- _AVAILABLE RECORDS_:
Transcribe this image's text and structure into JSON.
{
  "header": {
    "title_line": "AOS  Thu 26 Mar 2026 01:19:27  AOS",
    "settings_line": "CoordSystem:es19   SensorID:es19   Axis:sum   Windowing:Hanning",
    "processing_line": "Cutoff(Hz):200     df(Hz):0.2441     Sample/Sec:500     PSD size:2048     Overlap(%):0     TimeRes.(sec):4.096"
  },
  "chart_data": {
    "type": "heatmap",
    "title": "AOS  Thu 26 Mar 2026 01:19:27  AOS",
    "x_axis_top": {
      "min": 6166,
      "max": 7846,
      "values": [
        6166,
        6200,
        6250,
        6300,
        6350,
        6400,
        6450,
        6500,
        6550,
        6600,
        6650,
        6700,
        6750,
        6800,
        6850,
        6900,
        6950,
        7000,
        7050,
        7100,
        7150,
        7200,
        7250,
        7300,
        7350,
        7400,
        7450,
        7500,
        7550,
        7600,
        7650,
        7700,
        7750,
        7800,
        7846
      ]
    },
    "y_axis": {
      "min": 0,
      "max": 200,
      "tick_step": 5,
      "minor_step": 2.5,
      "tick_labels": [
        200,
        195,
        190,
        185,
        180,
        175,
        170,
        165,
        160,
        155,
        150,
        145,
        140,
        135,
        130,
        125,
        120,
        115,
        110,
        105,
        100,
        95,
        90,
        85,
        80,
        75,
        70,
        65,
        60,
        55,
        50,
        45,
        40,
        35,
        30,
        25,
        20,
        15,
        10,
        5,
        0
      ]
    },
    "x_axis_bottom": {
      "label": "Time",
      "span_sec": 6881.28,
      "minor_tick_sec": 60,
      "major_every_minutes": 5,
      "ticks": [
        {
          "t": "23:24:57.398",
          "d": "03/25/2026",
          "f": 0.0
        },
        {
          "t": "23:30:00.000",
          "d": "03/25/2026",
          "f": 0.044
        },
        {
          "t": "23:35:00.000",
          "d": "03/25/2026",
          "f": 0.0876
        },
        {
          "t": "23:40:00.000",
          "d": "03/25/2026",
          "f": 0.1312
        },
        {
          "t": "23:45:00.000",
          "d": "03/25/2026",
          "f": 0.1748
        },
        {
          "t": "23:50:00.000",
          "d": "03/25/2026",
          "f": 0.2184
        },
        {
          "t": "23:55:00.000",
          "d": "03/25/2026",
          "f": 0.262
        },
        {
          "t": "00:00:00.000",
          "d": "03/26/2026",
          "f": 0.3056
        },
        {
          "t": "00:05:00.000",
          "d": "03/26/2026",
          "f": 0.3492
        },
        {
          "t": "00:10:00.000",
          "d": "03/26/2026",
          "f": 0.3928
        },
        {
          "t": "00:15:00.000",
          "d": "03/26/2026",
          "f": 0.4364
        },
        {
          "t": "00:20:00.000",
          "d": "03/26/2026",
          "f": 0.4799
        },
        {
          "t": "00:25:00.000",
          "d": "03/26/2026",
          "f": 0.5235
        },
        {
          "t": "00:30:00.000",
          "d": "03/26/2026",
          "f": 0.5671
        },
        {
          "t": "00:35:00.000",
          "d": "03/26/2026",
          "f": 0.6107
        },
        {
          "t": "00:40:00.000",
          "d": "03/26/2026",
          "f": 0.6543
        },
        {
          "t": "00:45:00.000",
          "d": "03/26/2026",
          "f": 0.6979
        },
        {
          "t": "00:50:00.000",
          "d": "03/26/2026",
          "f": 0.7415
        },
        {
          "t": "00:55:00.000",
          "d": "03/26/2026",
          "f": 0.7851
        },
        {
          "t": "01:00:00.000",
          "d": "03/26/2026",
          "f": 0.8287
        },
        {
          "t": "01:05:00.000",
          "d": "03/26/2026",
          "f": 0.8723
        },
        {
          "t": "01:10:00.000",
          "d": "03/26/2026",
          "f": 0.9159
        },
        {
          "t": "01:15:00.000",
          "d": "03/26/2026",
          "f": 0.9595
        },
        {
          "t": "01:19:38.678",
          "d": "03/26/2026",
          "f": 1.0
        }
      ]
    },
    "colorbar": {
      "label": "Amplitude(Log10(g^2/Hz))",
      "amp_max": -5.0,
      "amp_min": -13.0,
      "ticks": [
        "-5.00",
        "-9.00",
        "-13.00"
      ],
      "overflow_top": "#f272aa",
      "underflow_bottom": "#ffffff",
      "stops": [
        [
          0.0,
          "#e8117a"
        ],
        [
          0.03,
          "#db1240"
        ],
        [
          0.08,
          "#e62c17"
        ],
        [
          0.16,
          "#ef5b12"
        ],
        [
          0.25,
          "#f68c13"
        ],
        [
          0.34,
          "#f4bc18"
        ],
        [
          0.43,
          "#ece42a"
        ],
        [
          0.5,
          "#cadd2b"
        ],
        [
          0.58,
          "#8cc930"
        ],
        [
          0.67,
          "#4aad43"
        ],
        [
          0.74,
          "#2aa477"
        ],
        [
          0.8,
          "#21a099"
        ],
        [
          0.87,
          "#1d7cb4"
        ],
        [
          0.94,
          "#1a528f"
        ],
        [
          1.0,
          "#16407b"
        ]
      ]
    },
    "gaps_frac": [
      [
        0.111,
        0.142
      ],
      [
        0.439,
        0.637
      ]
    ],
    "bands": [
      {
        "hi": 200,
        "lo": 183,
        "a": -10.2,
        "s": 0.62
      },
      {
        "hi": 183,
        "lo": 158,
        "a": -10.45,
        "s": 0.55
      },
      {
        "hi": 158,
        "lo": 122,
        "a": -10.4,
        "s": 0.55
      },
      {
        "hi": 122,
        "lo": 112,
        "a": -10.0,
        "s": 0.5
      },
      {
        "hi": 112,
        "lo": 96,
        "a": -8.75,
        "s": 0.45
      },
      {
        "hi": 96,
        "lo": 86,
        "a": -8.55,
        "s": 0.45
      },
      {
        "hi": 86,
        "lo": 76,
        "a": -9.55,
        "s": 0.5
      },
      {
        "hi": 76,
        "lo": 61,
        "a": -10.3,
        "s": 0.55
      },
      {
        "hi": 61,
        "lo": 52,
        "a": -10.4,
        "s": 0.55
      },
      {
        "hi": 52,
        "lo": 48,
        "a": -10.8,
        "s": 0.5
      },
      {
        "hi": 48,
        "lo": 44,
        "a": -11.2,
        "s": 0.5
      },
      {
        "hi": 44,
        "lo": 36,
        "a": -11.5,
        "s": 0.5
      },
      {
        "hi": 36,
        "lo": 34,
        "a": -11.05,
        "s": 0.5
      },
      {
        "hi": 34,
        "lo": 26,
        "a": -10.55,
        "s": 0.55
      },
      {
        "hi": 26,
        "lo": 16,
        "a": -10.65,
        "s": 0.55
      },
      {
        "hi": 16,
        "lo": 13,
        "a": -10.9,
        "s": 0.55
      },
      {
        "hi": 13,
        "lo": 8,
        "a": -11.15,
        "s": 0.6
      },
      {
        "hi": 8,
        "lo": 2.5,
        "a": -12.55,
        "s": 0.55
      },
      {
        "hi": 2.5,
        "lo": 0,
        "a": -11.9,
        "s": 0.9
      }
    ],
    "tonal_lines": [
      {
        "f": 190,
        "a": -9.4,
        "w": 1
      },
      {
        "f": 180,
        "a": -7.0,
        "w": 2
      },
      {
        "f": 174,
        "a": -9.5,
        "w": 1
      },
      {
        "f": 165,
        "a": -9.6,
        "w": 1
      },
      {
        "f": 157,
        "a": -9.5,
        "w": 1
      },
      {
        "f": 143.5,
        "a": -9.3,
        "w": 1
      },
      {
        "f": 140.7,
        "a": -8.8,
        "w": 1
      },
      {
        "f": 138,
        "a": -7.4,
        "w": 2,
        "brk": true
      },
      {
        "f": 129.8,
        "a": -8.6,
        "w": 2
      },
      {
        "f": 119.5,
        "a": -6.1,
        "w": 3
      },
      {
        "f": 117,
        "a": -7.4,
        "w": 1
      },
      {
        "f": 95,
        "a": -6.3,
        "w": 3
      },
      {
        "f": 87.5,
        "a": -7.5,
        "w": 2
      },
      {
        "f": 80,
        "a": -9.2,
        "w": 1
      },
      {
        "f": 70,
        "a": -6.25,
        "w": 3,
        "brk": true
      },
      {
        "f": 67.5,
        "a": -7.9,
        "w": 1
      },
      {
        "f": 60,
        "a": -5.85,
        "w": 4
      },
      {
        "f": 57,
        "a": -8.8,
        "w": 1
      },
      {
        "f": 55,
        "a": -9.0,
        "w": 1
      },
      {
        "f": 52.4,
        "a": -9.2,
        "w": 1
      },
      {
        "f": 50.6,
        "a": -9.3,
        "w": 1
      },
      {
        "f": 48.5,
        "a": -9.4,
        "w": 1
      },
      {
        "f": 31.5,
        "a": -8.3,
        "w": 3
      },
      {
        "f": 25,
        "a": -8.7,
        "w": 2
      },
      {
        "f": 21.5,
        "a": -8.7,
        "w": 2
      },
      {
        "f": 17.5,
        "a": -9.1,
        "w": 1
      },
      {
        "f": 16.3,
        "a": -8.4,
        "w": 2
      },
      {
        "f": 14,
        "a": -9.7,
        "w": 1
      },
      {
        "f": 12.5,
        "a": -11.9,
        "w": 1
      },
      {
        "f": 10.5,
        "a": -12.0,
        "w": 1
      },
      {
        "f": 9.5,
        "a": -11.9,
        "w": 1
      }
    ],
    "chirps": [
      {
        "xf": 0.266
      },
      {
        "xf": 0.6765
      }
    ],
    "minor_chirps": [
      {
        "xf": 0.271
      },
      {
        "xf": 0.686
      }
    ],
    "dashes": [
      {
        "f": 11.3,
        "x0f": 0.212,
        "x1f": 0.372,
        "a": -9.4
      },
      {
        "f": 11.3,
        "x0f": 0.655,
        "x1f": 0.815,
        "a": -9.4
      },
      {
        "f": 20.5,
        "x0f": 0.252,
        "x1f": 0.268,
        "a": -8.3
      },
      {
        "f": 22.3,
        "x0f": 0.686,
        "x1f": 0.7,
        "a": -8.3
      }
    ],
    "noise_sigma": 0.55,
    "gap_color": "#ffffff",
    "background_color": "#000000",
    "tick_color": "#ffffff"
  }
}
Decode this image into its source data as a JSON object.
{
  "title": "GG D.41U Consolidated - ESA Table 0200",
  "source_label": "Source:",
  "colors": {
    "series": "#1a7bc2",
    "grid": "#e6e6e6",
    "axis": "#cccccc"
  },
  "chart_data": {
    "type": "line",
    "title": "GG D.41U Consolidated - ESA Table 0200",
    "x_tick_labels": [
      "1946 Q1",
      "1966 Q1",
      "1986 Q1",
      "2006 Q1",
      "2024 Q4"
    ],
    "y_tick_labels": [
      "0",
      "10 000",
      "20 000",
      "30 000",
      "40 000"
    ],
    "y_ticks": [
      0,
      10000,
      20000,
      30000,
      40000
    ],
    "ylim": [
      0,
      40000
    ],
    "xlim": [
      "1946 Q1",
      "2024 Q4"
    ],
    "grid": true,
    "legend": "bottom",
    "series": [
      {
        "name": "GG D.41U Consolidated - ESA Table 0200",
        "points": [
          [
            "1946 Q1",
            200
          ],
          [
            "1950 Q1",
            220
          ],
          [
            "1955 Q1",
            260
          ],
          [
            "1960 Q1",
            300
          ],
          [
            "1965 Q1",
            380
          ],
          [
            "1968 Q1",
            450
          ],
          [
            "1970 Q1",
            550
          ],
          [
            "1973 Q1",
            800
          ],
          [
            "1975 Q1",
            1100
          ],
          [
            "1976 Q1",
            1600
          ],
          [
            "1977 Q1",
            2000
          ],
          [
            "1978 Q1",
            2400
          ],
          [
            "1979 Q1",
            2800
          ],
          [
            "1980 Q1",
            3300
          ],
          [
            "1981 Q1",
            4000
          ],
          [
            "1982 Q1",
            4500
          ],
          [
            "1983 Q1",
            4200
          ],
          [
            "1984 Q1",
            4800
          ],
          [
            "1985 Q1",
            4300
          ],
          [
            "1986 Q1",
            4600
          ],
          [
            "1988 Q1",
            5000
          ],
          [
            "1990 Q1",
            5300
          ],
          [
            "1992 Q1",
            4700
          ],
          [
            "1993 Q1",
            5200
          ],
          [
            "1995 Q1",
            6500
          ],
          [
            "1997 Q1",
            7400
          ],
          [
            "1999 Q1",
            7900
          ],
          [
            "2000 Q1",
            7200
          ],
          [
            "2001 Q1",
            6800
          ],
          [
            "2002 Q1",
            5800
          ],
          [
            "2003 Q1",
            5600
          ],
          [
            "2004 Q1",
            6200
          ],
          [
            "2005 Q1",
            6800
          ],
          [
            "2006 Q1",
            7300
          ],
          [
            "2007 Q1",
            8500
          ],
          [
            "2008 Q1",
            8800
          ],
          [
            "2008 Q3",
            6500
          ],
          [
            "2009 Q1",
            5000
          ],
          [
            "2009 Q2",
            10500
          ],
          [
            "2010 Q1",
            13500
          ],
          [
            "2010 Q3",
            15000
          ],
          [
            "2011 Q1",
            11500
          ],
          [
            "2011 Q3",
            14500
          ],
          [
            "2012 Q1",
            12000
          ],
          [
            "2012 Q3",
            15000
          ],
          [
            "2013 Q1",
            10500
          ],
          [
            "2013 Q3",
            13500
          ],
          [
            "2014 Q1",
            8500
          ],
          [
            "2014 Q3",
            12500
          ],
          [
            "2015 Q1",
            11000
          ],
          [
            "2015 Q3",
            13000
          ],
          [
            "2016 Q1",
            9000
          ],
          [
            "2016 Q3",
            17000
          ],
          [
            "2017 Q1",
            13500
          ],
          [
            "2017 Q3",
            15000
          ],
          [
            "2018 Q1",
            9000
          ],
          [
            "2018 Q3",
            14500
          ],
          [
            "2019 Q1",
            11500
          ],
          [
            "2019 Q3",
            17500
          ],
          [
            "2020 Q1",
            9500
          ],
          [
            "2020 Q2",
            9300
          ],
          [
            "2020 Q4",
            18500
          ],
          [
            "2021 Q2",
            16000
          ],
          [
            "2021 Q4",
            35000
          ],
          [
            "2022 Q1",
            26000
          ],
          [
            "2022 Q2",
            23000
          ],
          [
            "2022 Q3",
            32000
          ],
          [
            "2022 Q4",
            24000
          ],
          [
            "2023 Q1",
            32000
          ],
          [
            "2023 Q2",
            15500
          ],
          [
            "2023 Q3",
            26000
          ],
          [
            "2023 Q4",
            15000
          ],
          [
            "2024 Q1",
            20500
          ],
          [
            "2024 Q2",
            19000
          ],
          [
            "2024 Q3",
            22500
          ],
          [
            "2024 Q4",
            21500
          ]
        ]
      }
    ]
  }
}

- _STATED PROBLEM_: Whenever "Table" turns up in a line, pick that line out.

- _RIGHT ANSWER_:
  "title": "GG D.41U Consolidated - ESA Table 0200",
    "title": "GG D.41U Consolidated - ESA Table 0200",
        "name": "GG D.41U Consolidated - ESA Table 0200",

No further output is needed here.